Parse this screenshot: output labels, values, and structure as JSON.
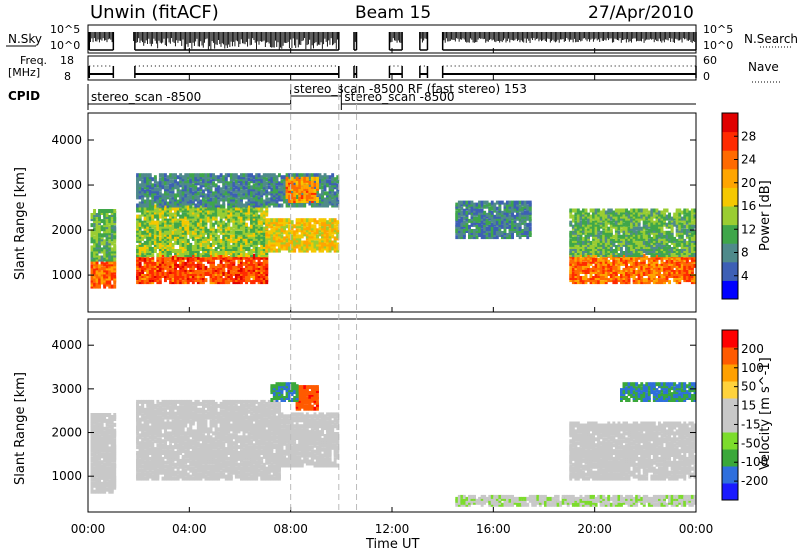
{
  "header": {
    "station": "Unwin (fitACF)",
    "beam": "Beam 15",
    "date": "27/Apr/2010"
  },
  "summary_panels": {
    "nsky_label": "N.Sky",
    "nsearch_label": "N.Search",
    "freq_label_1": "Freq.",
    "freq_label_2": "[MHz]",
    "nave_label": "Nave",
    "cpid_label": "CPID",
    "noise_ticks": [
      "10^5",
      "10^0"
    ],
    "freq_ticks": [
      "18",
      "8"
    ],
    "nave_ticks": [
      "60",
      "0"
    ],
    "cpid_entries": [
      {
        "start_ut": 0.0,
        "label": "stereo_scan -8500"
      },
      {
        "start_ut": 8.0,
        "label": "stereo_scan -8500 RF (fast stereo) 153"
      },
      {
        "start_ut": 10.0,
        "label": "stereo_scan -8500"
      }
    ]
  },
  "x_axis": {
    "label": "Time UT",
    "ticks": [
      "00:00",
      "04:00",
      "08:00",
      "12:00",
      "16:00",
      "20:00",
      "00:00"
    ]
  },
  "colors": {
    "power_scale": [
      "#0000ff",
      "#3d5fb5",
      "#4f8a8b",
      "#3fa64a",
      "#9acd32",
      "#f5c800",
      "#ffa500",
      "#ff6a00",
      "#ff2a00",
      "#e00000"
    ],
    "velocity_scale": [
      "#1a1aff",
      "#2f6fdc",
      "#3aa83a",
      "#7cdc2c",
      "#c8c8c8",
      "#c8c8c8",
      "#ffd23c",
      "#ffa000",
      "#ff5a00",
      "#ff0000"
    ]
  },
  "chart_data": [
    {
      "type": "heatmap",
      "title": "Power",
      "xlabel": "Time UT",
      "ylabel": "Slant Range [km]",
      "xlim_ut_hours": [
        0,
        24
      ],
      "ylim_km": [
        180,
        4600
      ],
      "y_ticks": [
        1000,
        2000,
        3000,
        4000
      ],
      "colorbar": {
        "label": "Power [dB]",
        "ticks": [
          4,
          8,
          12,
          16,
          20,
          24,
          28
        ],
        "range": [
          0,
          32
        ]
      },
      "data_gaps_ut": [
        [
          1.0,
          1.8
        ],
        [
          9.9,
          10.5
        ],
        [
          10.6,
          11.9
        ],
        [
          12.4,
          13.1
        ],
        [
          13.4,
          14.0
        ]
      ],
      "echo_regions": [
        {
          "t0": 0.1,
          "t1": 1.0,
          "r0": 700,
          "r1": 1300,
          "value": 24
        },
        {
          "t0": 0.1,
          "t1": 1.0,
          "r0": 1300,
          "r1": 2400,
          "value": 12
        },
        {
          "t0": 1.9,
          "t1": 7.0,
          "r0": 800,
          "r1": 1400,
          "value": 26
        },
        {
          "t0": 1.9,
          "t1": 7.0,
          "r0": 1400,
          "r1": 2500,
          "value": 14
        },
        {
          "t0": 1.9,
          "t1": 9.8,
          "r0": 2500,
          "r1": 3200,
          "value": 8
        },
        {
          "t0": 7.0,
          "t1": 9.8,
          "r0": 1500,
          "r1": 2200,
          "value": 18
        },
        {
          "t0": 7.8,
          "t1": 9.0,
          "r0": 2600,
          "r1": 3100,
          "value": 22
        },
        {
          "t0": 14.5,
          "t1": 17.5,
          "r0": 1800,
          "r1": 2600,
          "value": 8
        },
        {
          "t0": 19.0,
          "t1": 24.0,
          "r0": 800,
          "r1": 1400,
          "value": 24
        },
        {
          "t0": 19.0,
          "t1": 24.0,
          "r0": 1400,
          "r1": 2400,
          "value": 12
        }
      ]
    },
    {
      "type": "heatmap",
      "title": "Velocity",
      "xlabel": "Time UT",
      "ylabel": "Slant Range [km]",
      "xlim_ut_hours": [
        0,
        24
      ],
      "ylim_km": [
        180,
        4600
      ],
      "y_ticks": [
        1000,
        2000,
        3000,
        4000
      ],
      "colorbar": {
        "label": "Velocity [m s^-1]",
        "ticks": [
          200,
          100,
          50,
          15,
          -15,
          -50,
          -100,
          -200
        ],
        "range": [
          -250,
          250
        ]
      },
      "data_gaps_ut": [
        [
          1.0,
          1.8
        ],
        [
          9.9,
          10.5
        ],
        [
          10.6,
          11.9
        ],
        [
          12.4,
          13.1
        ],
        [
          13.4,
          14.0
        ]
      ],
      "echo_regions": [
        {
          "t0": 0.1,
          "t1": 1.0,
          "r0": 600,
          "r1": 2400,
          "value": 0
        },
        {
          "t0": 1.9,
          "t1": 7.5,
          "r0": 900,
          "r1": 2700,
          "value": -20
        },
        {
          "t0": 7.5,
          "t1": 9.8,
          "r0": 1200,
          "r1": 2400,
          "value": 0
        },
        {
          "t0": 8.2,
          "t1": 9.0,
          "r0": 2500,
          "r1": 3000,
          "value": 180
        },
        {
          "t0": 7.2,
          "t1": 8.2,
          "r0": 2700,
          "r1": 3100,
          "value": -150
        },
        {
          "t0": 14.5,
          "t1": 24.0,
          "r0": 300,
          "r1": 500,
          "value": -40
        },
        {
          "t0": 19.0,
          "t1": 24.0,
          "r0": 900,
          "r1": 2200,
          "value": 0
        },
        {
          "t0": 21.0,
          "t1": 24.0,
          "r0": 2700,
          "r1": 3100,
          "value": -150
        }
      ]
    }
  ]
}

▬▬▬▬▬▬▬▬▬▬

The records shown above are to be repeated exactly, with the pictures left out.

Parse this screenshot: output labels, values, and structure as JSON.
{
  "header": {
    "station": "Unwin (fitACF)",
    "beam": "Beam 15",
    "date": "27/Apr/2010"
  },
  "summary_panels": {
    "nsky_label": "N.Sky",
    "nsearch_label": "N.Search",
    "freq_label_1": "Freq.",
    "freq_label_2": "[MHz]",
    "nave_label": "Nave",
    "cpid_label": "CPID",
    "noise_ticks": [
      "10^5",
      "10^0"
    ],
    "freq_ticks": [
      "18",
      "8"
    ],
    "nave_ticks": [
      "60",
      "0"
    ],
    "cpid_entries": [
      {
        "start_ut": 0.0,
        "label": "stereo_scan -8500"
      },
      {
        "start_ut": 8.0,
        "label": "stereo_scan -8500 RF (fast stereo) 153"
      },
      {
        "start_ut": 10.0,
        "label": "stereo_scan -8500"
      }
    ]
  },
  "x_axis": {
    "label": "Time UT",
    "ticks": [
      "00:00",
      "04:00",
      "08:00",
      "12:00",
      "16:00",
      "20:00",
      "00:00"
    ]
  },
  "colors": {
    "power_scale": [
      "#0000ff",
      "#3d5fb5",
      "#4f8a8b",
      "#3fa64a",
      "#9acd32",
      "#f5c800",
      "#ffa500",
      "#ff6a00",
      "#ff2a00",
      "#e00000"
    ],
    "velocity_scale": [
      "#1a1aff",
      "#2f6fdc",
      "#3aa83a",
      "#7cdc2c",
      "#c8c8c8",
      "#c8c8c8",
      "#ffd23c",
      "#ffa000",
      "#ff5a00",
      "#ff0000"
    ]
  },
  "chart_data": [
    {
      "type": "heatmap",
      "title": "Power",
      "xlabel": "Time UT",
      "ylabel": "Slant Range [km]",
      "xlim_ut_hours": [
        0,
        24
      ],
      "ylim_km": [
        180,
        4600
      ],
      "y_ticks": [
        1000,
        2000,
        3000,
        4000
      ],
      "colorbar": {
        "label": "Power [dB]",
        "ticks": [
          4,
          8,
          12,
          16,
          20,
          24,
          28
        ],
        "range": [
          0,
          32
        ]
      },
      "data_gaps_ut": [
        [
          1.0,
          1.8
        ],
        [
          9.9,
          10.5
        ],
        [
          10.6,
          11.9
        ],
        [
          12.4,
          13.1
        ],
        [
          13.4,
          14.0
        ]
      ],
      "echo_regions": [
        {
          "t0": 0.1,
          "t1": 1.0,
          "r0": 700,
          "r1": 1300,
          "value": 24
        },
        {
          "t0": 0.1,
          "t1": 1.0,
          "r0": 1300,
          "r1": 2400,
          "value": 12
        },
        {
          "t0": 1.9,
          "t1": 7.0,
          "r0": 800,
          "r1": 1400,
          "value": 26
        },
        {
          "t0": 1.9,
          "t1": 7.0,
          "r0": 1400,
          "r1": 2500,
          "value": 14
        },
        {
          "t0": 1.9,
          "t1": 9.8,
          "r0": 2500,
          "r1": 3200,
          "value": 8
        },
        {
          "t0": 7.0,
          "t1": 9.8,
          "r0": 1500,
          "r1": 2200,
          "value": 18
        },
        {
          "t0": 7.8,
          "t1": 9.0,
          "r0": 2600,
          "r1": 3100,
          "value": 22
        },
        {
          "t0": 14.5,
          "t1": 17.5,
          "r0": 1800,
          "r1": 2600,
          "value": 8
        },
        {
          "t0": 19.0,
          "t1": 24.0,
          "r0": 800,
          "r1": 1400,
          "value": 24
        },
        {
          "t0": 19.0,
          "t1": 24.0,
          "r0": 1400,
          "r1": 2400,
          "value": 12
        }
      ]
    },
    {
      "type": "heatmap",
      "title": "Velocity",
      "xlabel": "Time UT",
      "ylabel": "Slant Range [km]",
      "xlim_ut_hours": [
        0,
        24
      ],
      "ylim_km": [
        180,
        4600
      ],
      "y_ticks": [
        1000,
        2000,
        3000,
        4000
      ],
      "colorbar": {
        "label": "Velocity [m s^-1]",
        "ticks": [
          200,
          100,
          50,
          15,
          -15,
          -50,
          -100,
          -200
        ],
        "range": [
          -250,
          250
        ]
      },
      "data_gaps_ut": [
        [
          1.0,
          1.8
        ],
        [
          9.9,
          10.5
        ],
        [
          10.6,
          11.9
        ],
        [
          12.4,
          13.1
        ],
        [
          13.4,
          14.0
        ]
      ],
      "echo_regions": [
        {
          "t0": 0.1,
          "t1": 1.0,
          "r0": 600,
          "r1": 2400,
          "value": 0
        },
        {
          "t0": 1.9,
          "t1": 7.5,
          "r0": 900,
          "r1": 2700,
          "value": -20
        },
        {
          "t0": 7.5,
          "t1": 9.8,
          "r0": 1200,
          "r1": 2400,
          "value": 0
        },
        {
          "t0": 8.2,
          "t1": 9.0,
          "r0": 2500,
          "r1": 3000,
          "value": 180
        },
        {
          "t0": 7.2,
          "t1": 8.2,
          "r0": 2700,
          "r1": 3100,
          "value": -150
        },
        {
          "t0": 14.5,
          "t1": 24.0,
          "r0": 300,
          "r1": 500,
          "value": -40
        },
        {
          "t0": 19.0,
          "t1": 24.0,
          "r0": 900,
          "r1": 2200,
          "value": 0
        },
        {
          "t0": 21.0,
          "t1": 24.0,
          "r0": 2700,
          "r1": 3100,
          "value": -150
        }
      ]
    }
  ]
}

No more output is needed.